Records of where elements appear:
_ _ _

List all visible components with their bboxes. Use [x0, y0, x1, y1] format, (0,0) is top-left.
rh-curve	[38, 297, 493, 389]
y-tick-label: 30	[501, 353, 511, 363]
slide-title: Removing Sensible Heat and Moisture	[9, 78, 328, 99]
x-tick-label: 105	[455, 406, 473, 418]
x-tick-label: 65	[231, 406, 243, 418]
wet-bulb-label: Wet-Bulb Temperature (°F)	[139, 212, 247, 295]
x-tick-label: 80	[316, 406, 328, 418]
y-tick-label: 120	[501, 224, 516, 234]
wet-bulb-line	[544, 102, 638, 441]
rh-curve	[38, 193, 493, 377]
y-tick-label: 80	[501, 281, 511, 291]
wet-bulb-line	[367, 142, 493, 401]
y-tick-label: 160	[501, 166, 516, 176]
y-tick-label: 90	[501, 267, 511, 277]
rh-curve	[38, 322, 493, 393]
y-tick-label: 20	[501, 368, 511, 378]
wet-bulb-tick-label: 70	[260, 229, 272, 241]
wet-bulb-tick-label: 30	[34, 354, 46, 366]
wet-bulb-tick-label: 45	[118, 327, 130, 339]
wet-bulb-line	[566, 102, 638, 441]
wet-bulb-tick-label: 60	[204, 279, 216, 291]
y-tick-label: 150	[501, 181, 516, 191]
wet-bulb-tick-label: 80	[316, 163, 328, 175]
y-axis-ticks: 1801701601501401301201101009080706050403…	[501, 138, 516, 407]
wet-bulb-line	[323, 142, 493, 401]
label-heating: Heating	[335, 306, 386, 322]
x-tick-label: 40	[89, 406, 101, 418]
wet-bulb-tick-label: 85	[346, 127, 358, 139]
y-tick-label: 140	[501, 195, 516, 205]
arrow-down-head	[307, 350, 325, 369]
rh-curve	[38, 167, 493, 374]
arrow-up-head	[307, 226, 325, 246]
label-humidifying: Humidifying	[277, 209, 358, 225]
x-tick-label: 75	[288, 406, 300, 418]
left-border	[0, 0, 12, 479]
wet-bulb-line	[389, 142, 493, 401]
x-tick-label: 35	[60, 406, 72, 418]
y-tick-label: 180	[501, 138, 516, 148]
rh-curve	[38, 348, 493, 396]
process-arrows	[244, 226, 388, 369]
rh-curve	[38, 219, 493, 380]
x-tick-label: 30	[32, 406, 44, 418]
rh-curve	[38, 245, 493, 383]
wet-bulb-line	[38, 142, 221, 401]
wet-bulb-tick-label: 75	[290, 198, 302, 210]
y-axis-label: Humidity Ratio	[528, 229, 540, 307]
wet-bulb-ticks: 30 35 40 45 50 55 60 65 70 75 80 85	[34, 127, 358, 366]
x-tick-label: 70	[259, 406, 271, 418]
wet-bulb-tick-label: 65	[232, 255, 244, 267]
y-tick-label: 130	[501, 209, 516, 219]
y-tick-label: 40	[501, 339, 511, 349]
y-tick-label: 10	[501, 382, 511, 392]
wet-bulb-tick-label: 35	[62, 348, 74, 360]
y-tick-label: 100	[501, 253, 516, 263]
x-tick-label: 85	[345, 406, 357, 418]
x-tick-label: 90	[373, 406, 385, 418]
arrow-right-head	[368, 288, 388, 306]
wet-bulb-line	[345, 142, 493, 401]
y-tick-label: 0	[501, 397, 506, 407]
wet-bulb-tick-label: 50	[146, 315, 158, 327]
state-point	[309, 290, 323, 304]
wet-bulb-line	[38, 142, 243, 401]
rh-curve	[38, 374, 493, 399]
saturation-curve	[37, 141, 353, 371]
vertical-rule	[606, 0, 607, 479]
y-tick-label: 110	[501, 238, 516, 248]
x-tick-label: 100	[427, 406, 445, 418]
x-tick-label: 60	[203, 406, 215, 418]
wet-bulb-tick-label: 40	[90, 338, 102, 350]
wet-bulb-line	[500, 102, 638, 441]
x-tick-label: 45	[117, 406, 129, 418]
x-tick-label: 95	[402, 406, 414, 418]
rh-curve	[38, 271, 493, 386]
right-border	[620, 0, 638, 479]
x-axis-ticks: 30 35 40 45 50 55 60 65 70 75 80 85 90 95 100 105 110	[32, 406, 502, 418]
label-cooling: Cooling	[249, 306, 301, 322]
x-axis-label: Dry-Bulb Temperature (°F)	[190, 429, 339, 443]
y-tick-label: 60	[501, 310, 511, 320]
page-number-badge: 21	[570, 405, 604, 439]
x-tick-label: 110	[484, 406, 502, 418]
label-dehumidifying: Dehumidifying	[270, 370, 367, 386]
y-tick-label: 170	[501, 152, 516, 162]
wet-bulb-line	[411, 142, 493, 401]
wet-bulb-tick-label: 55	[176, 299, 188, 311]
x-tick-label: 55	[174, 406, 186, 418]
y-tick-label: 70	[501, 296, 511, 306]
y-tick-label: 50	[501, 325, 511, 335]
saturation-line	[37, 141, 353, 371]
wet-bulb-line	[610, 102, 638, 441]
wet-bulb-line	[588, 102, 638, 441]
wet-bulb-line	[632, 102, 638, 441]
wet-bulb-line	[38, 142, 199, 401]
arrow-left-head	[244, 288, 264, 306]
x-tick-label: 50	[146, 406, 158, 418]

_ _ _

| Exercise directions |
Copy every row above word for word, keeping the original order.

| Answer for this exercise |
List all visible components with their bboxes. Use [x0, y0, x1, y1] format, (0,0) is top-left.
rh-curve	[38, 297, 493, 389]
y-tick-label: 30	[501, 353, 511, 363]
slide-title: Removing Sensible Heat and Moisture	[9, 78, 328, 99]
x-tick-label: 105	[455, 406, 473, 418]
x-tick-label: 65	[231, 406, 243, 418]
wet-bulb-label: Wet-Bulb Temperature (°F)	[139, 212, 247, 295]
x-tick-label: 80	[316, 406, 328, 418]
y-tick-label: 120	[501, 224, 516, 234]
wet-bulb-line	[544, 102, 638, 441]
rh-curve	[38, 193, 493, 377]
y-tick-label: 80	[501, 281, 511, 291]
wet-bulb-line	[367, 142, 493, 401]
y-tick-label: 160	[501, 166, 516, 176]
y-tick-label: 90	[501, 267, 511, 277]
rh-curve	[38, 322, 493, 393]
y-tick-label: 20	[501, 368, 511, 378]
wet-bulb-tick-label: 70	[260, 229, 272, 241]
wet-bulb-tick-label: 30	[34, 354, 46, 366]
wet-bulb-tick-label: 45	[118, 327, 130, 339]
wet-bulb-line	[566, 102, 638, 441]
wet-bulb-tick-label: 60	[204, 279, 216, 291]
y-tick-label: 150	[501, 181, 516, 191]
wet-bulb-tick-label: 80	[316, 163, 328, 175]
y-axis-ticks: 1801701601501401301201101009080706050403…	[501, 138, 516, 407]
wet-bulb-line	[323, 142, 493, 401]
label-heating: Heating	[335, 306, 386, 322]
x-tick-label: 40	[89, 406, 101, 418]
wet-bulb-tick-label: 85	[346, 127, 358, 139]
y-tick-label: 140	[501, 195, 516, 205]
arrow-down-head	[307, 350, 325, 369]
rh-curve	[38, 167, 493, 374]
arrow-up-head	[307, 226, 325, 246]
label-humidifying: Humidifying	[277, 209, 358, 225]
x-tick-label: 75	[288, 406, 300, 418]
left-border	[0, 0, 12, 479]
wet-bulb-line	[389, 142, 493, 401]
x-tick-label: 35	[60, 406, 72, 418]
y-tick-label: 180	[501, 138, 516, 148]
rh-curve	[38, 348, 493, 396]
process-arrows	[244, 226, 388, 369]
rh-curve	[38, 219, 493, 380]
x-tick-label: 30	[32, 406, 44, 418]
rh-curve	[38, 245, 493, 383]
wet-bulb-line	[38, 142, 221, 401]
wet-bulb-tick-label: 75	[290, 198, 302, 210]
y-axis-label: Humidity Ratio	[528, 229, 540, 307]
wet-bulb-ticks: 30 35 40 45 50 55 60 65 70 75 80 85	[34, 127, 358, 366]
x-tick-label: 70	[259, 406, 271, 418]
wet-bulb-tick-label: 65	[232, 255, 244, 267]
y-tick-label: 130	[501, 209, 516, 219]
y-tick-label: 40	[501, 339, 511, 349]
y-tick-label: 10	[501, 382, 511, 392]
wet-bulb-tick-label: 35	[62, 348, 74, 360]
y-tick-label: 100	[501, 253, 516, 263]
x-tick-label: 85	[345, 406, 357, 418]
x-tick-label: 90	[373, 406, 385, 418]
arrow-right-head	[368, 288, 388, 306]
wet-bulb-line	[345, 142, 493, 401]
y-tick-label: 0	[501, 397, 506, 407]
wet-bulb-tick-label: 50	[146, 315, 158, 327]
state-point	[309, 290, 323, 304]
wet-bulb-line	[38, 142, 243, 401]
rh-curve	[38, 374, 493, 399]
saturation-curve	[37, 141, 353, 371]
vertical-rule	[606, 0, 607, 479]
y-tick-label: 110	[501, 238, 516, 248]
x-tick-label: 100	[427, 406, 445, 418]
x-tick-label: 60	[203, 406, 215, 418]
wet-bulb-tick-label: 40	[90, 338, 102, 350]
wet-bulb-line	[500, 102, 638, 441]
x-tick-label: 45	[117, 406, 129, 418]
x-tick-label: 95	[402, 406, 414, 418]
rh-curve	[38, 271, 493, 386]
right-border	[620, 0, 638, 479]
x-axis-ticks: 30 35 40 45 50 55 60 65 70 75 80 85 90 95 100 105 110	[32, 406, 502, 418]
label-cooling: Cooling	[249, 306, 301, 322]
x-axis-label: Dry-Bulb Temperature (°F)	[190, 429, 339, 443]
y-tick-label: 60	[501, 310, 511, 320]
page-number-badge: 21	[570, 405, 604, 439]
x-tick-label: 110	[484, 406, 502, 418]
label-dehumidifying: Dehumidifying	[270, 370, 367, 386]
y-tick-label: 170	[501, 152, 516, 162]
wet-bulb-line	[411, 142, 493, 401]
wet-bulb-tick-label: 55	[176, 299, 188, 311]
x-tick-label: 55	[174, 406, 186, 418]
y-tick-label: 70	[501, 296, 511, 306]
y-tick-label: 50	[501, 325, 511, 335]
saturation-line	[37, 141, 353, 371]
wet-bulb-line	[610, 102, 638, 441]
wet-bulb-line	[588, 102, 638, 441]
wet-bulb-line	[632, 102, 638, 441]
wet-bulb-line	[38, 142, 199, 401]
arrow-left-head	[244, 288, 264, 306]
x-tick-label: 50	[146, 406, 158, 418]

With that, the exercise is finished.